##### Input records #####

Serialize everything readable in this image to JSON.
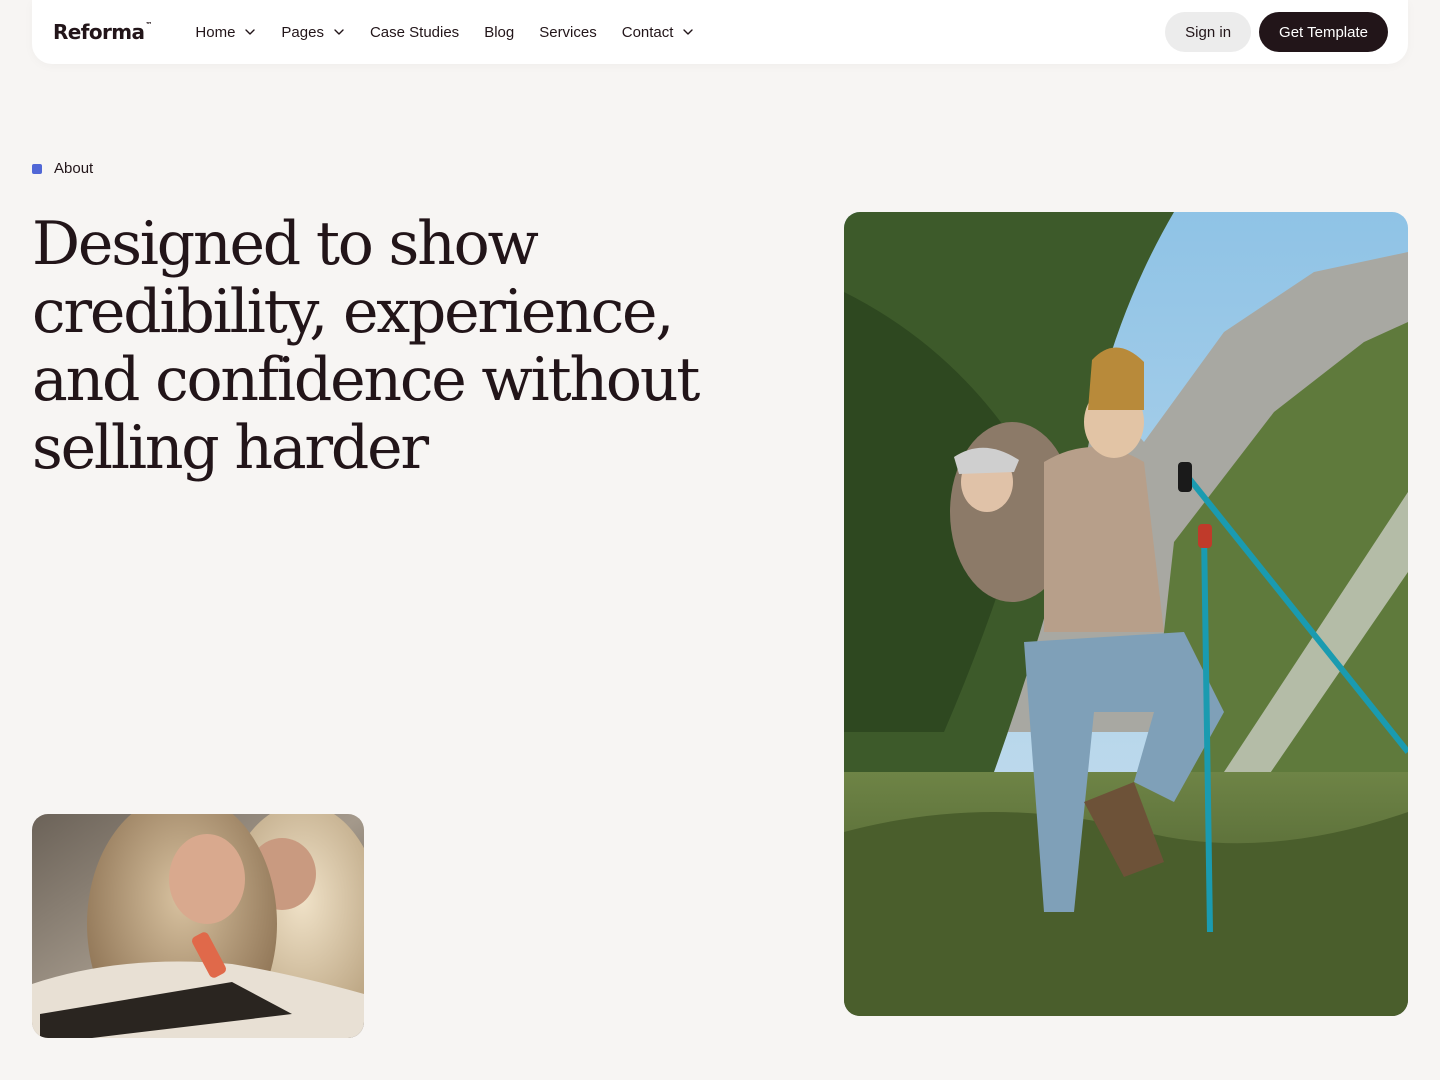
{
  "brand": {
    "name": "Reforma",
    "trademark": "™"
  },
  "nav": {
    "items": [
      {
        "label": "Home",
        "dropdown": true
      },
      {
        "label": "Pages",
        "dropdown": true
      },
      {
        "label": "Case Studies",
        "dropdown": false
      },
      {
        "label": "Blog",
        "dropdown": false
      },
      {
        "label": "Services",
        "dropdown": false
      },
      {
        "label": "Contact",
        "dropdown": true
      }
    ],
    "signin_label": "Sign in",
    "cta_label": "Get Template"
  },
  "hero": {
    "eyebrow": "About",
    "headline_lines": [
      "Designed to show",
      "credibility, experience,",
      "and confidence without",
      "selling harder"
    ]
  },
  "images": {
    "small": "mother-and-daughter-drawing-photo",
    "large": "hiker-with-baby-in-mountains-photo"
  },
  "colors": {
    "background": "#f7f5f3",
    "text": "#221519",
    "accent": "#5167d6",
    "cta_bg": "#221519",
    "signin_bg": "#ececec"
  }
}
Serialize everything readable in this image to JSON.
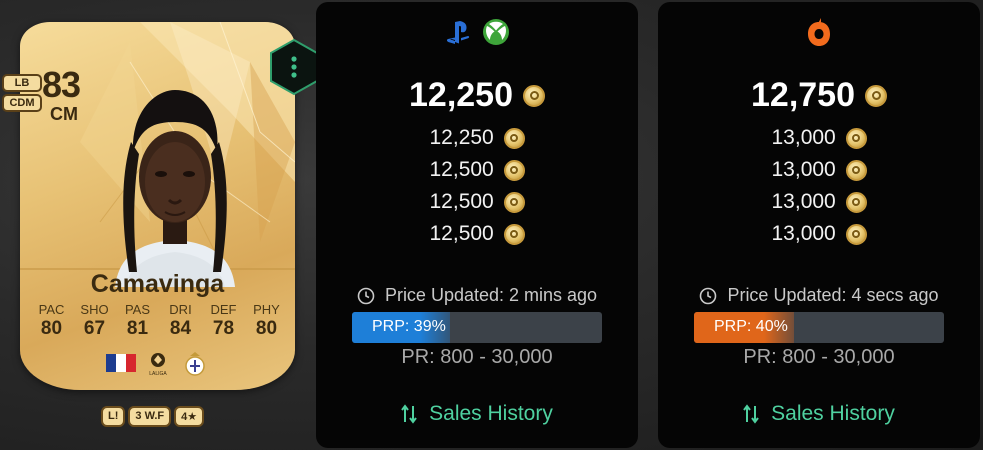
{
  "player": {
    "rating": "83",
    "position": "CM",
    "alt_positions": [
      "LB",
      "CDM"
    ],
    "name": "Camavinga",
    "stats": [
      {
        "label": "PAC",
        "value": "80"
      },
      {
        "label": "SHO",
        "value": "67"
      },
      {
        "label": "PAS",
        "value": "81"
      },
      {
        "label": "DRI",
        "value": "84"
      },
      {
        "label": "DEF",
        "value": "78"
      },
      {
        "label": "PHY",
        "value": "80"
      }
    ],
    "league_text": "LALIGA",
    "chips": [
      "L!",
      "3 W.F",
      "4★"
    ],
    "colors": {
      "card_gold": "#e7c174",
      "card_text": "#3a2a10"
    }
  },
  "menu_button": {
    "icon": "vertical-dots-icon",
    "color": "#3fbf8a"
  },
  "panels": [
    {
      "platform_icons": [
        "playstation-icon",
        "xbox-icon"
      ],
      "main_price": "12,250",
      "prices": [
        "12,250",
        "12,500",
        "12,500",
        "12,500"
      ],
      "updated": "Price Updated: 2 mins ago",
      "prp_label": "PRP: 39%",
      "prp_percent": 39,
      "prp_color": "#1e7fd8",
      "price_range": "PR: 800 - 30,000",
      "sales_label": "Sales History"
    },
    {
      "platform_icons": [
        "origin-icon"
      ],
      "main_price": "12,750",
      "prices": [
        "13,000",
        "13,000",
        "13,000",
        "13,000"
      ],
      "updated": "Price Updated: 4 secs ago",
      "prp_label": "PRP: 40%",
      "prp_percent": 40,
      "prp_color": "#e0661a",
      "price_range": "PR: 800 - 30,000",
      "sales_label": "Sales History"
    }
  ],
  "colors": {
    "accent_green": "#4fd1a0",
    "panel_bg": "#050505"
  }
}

#####

- What to do
Transcribe the records above verbatim. Do not carry over any picture.

- Completed task
Serialize everything readable in this image to JSON.
{
  "brand": {
    "name": "Reforma",
    "trademark": "™"
  },
  "nav": {
    "items": [
      {
        "label": "Home",
        "dropdown": true
      },
      {
        "label": "Pages",
        "dropdown": true
      },
      {
        "label": "Case Studies",
        "dropdown": false
      },
      {
        "label": "Blog",
        "dropdown": false
      },
      {
        "label": "Services",
        "dropdown": false
      },
      {
        "label": "Contact",
        "dropdown": true
      }
    ],
    "signin_label": "Sign in",
    "cta_label": "Get Template"
  },
  "hero": {
    "eyebrow": "About",
    "headline_lines": [
      "Designed to show",
      "credibility, experience,",
      "and confidence without",
      "selling harder"
    ]
  },
  "images": {
    "small": "mother-and-daughter-drawing-photo",
    "large": "hiker-with-baby-in-mountains-photo"
  },
  "colors": {
    "background": "#f7f5f3",
    "text": "#221519",
    "accent": "#5167d6",
    "cta_bg": "#221519",
    "signin_bg": "#ececec"
  }
}
Serialize everything readable in this image to JSON.
{
  "player": {
    "rating": "83",
    "position": "CM",
    "alt_positions": [
      "LB",
      "CDM"
    ],
    "name": "Camavinga",
    "stats": [
      {
        "label": "PAC",
        "value": "80"
      },
      {
        "label": "SHO",
        "value": "67"
      },
      {
        "label": "PAS",
        "value": "81"
      },
      {
        "label": "DRI",
        "value": "84"
      },
      {
        "label": "DEF",
        "value": "78"
      },
      {
        "label": "PHY",
        "value": "80"
      }
    ],
    "league_text": "LALIGA",
    "chips": [
      "L!",
      "3 W.F",
      "4★"
    ],
    "colors": {
      "card_gold": "#e7c174",
      "card_text": "#3a2a10"
    }
  },
  "menu_button": {
    "icon": "vertical-dots-icon",
    "color": "#3fbf8a"
  },
  "panels": [
    {
      "platform_icons": [
        "playstation-icon",
        "xbox-icon"
      ],
      "main_price": "12,250",
      "prices": [
        "12,250",
        "12,500",
        "12,500",
        "12,500"
      ],
      "updated": "Price Updated: 2 mins ago",
      "prp_label": "PRP: 39%",
      "prp_percent": 39,
      "prp_color": "#1e7fd8",
      "price_range": "PR: 800 - 30,000",
      "sales_label": "Sales History"
    },
    {
      "platform_icons": [
        "origin-icon"
      ],
      "main_price": "12,750",
      "prices": [
        "13,000",
        "13,000",
        "13,000",
        "13,000"
      ],
      "updated": "Price Updated: 4 secs ago",
      "prp_label": "PRP: 40%",
      "prp_percent": 40,
      "prp_color": "#e0661a",
      "price_range": "PR: 800 - 30,000",
      "sales_label": "Sales History"
    }
  ],
  "colors": {
    "accent_green": "#4fd1a0",
    "panel_bg": "#050505"
  }
}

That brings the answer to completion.